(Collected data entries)
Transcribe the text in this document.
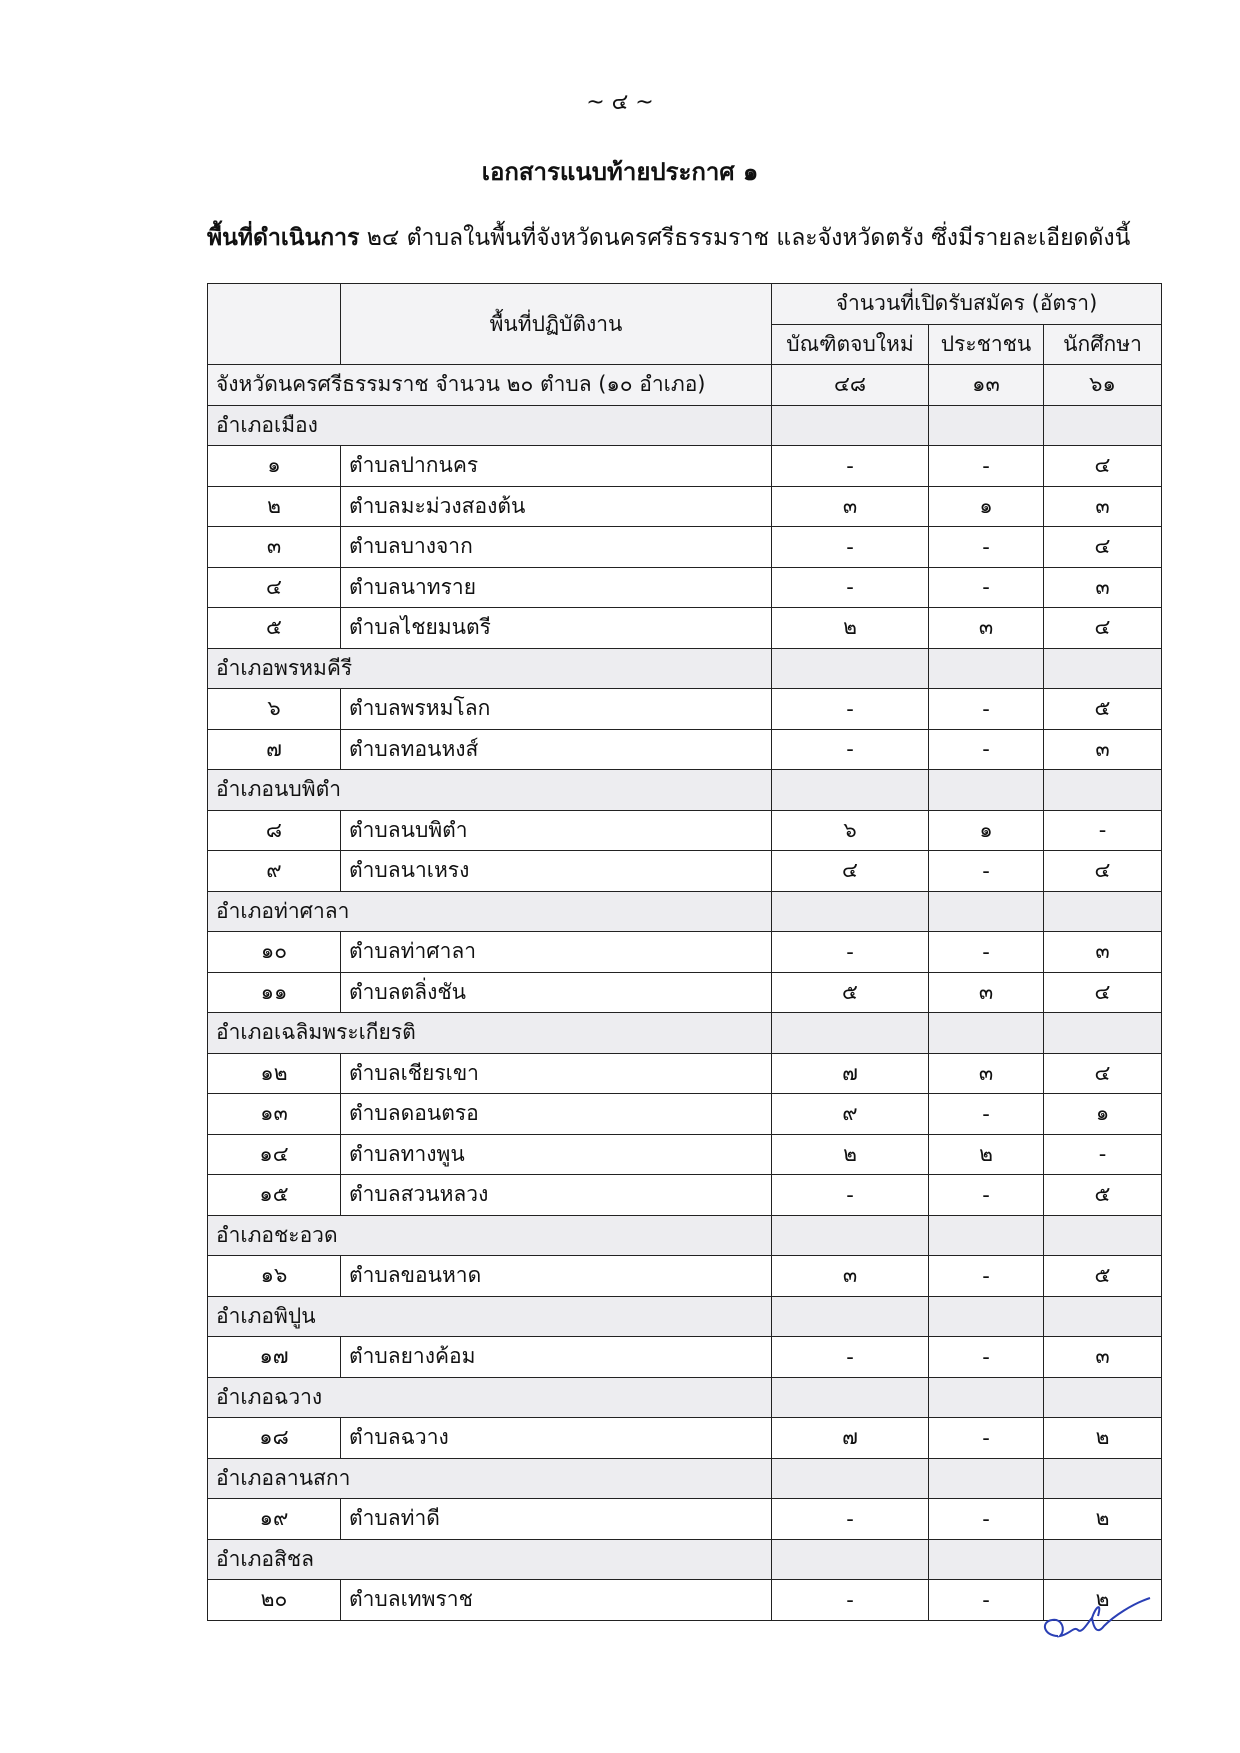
~ ๔ ~
เอกสารแนบท้ายประกาศ ๑
พื้นที่ดำเนินการ ๒๔ ตำบลในพื้นที่จังหวัดนครศรีธรรมราช และจังหวัดตรัง ซึ่งมีรายละเอียดดังนี้
	พื้นที่ปฏิบัติงาน	จำนวนที่เปิดรับสมัคร (อัตรา)		
		บัณฑิตจบใหม่	ประชาชน	นักศึกษา
จังหวัดนครศรีธรรมราช จำนวน ๒๐ ตำบล (๑๐ อำเภอ)		๔๘	๑๓	๖๑
อำเภอเมือง				
๑	ตำบลปากนคร	-	-	๔
๒	ตำบลมะม่วงสองต้น	๓	๑	๓
๓	ตำบลบางจาก	-	-	๔
๔	ตำบลนาทราย	-	-	๓
๕	ตำบลไชยมนตรี	๒	๓	๔
อำเภอพรหมคีรี				
๖	ตำบลพรหมโลก	-	-	๕
๗	ตำบลทอนหงส์	-	-	๓
อำเภอนบพิตำ				
๘	ตำบลนบพิตำ	๖	๑	-
๙	ตำบลนาเหรง	๔	-	๔
อำเภอท่าศาลา				
๑๐	ตำบลท่าศาลา	-	-	๓
๑๑	ตำบลตลิ่งชัน	๕	๓	๔
อำเภอเฉลิมพระเกียรติ				
๑๒	ตำบลเชียรเขา	๗	๓	๔
๑๓	ตำบลดอนตรอ	๙	-	๑
๑๔	ตำบลทางพูน	๒	๒	-
๑๕	ตำบลสวนหลวง	-	-	๕
อำเภอชะอวด				
๑๖	ตำบลขอนหาด	๓	-	๕
อำเภอพิปูน				
๑๗	ตำบลยางค้อม	-	-	๓
อำเภอฉวาง				
๑๘	ตำบลฉวาง	๗	-	๒
อำเภอลานสกา				
๑๙	ตำบลท่าดี	-	-	๒
อำเภอสิชล				
๒๐	ตำบลเทพราช	-	-	๒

### Directions for this task
Take the listing and print it again exactly, but without any pictures.

### Response
Transcribe the text in this document.
~ ๔ ~
เอกสารแนบท้ายประกาศ ๑
พื้นที่ดำเนินการ ๒๔ ตำบลในพื้นที่จังหวัดนครศรีธรรมราช และจังหวัดตรัง ซึ่งมีรายละเอียดดังนี้
	พื้นที่ปฏิบัติงาน	จำนวนที่เปิดรับสมัคร (อัตรา)		
		บัณฑิตจบใหม่	ประชาชน	นักศึกษา
จังหวัดนครศรีธรรมราช จำนวน ๒๐ ตำบล (๑๐ อำเภอ)		๔๘	๑๓	๖๑
อำเภอเมือง				
๑	ตำบลปากนคร	-	-	๔
๒	ตำบลมะม่วงสองต้น	๓	๑	๓
๓	ตำบลบางจาก	-	-	๔
๔	ตำบลนาทราย	-	-	๓
๕	ตำบลไชยมนตรี	๒	๓	๔
อำเภอพรหมคีรี				
๖	ตำบลพรหมโลก	-	-	๕
๗	ตำบลทอนหงส์	-	-	๓
อำเภอนบพิตำ				
๘	ตำบลนบพิตำ	๖	๑	-
๙	ตำบลนาเหรง	๔	-	๔
อำเภอท่าศาลา				
๑๐	ตำบลท่าศาลา	-	-	๓
๑๑	ตำบลตลิ่งชัน	๕	๓	๔
อำเภอเฉลิมพระเกียรติ				
๑๒	ตำบลเชียรเขา	๗	๓	๔
๑๓	ตำบลดอนตรอ	๙	-	๑
๑๔	ตำบลทางพูน	๒	๒	-
๑๕	ตำบลสวนหลวง	-	-	๕
อำเภอชะอวด				
๑๖	ตำบลขอนหาด	๓	-	๕
อำเภอพิปูน				
๑๗	ตำบลยางค้อม	-	-	๓
อำเภอฉวาง				
๑๘	ตำบลฉวาง	๗	-	๒
อำเภอลานสกา				
๑๙	ตำบลท่าดี	-	-	๒
อำเภอสิชล				
๒๐	ตำบลเทพราช	-	-	๒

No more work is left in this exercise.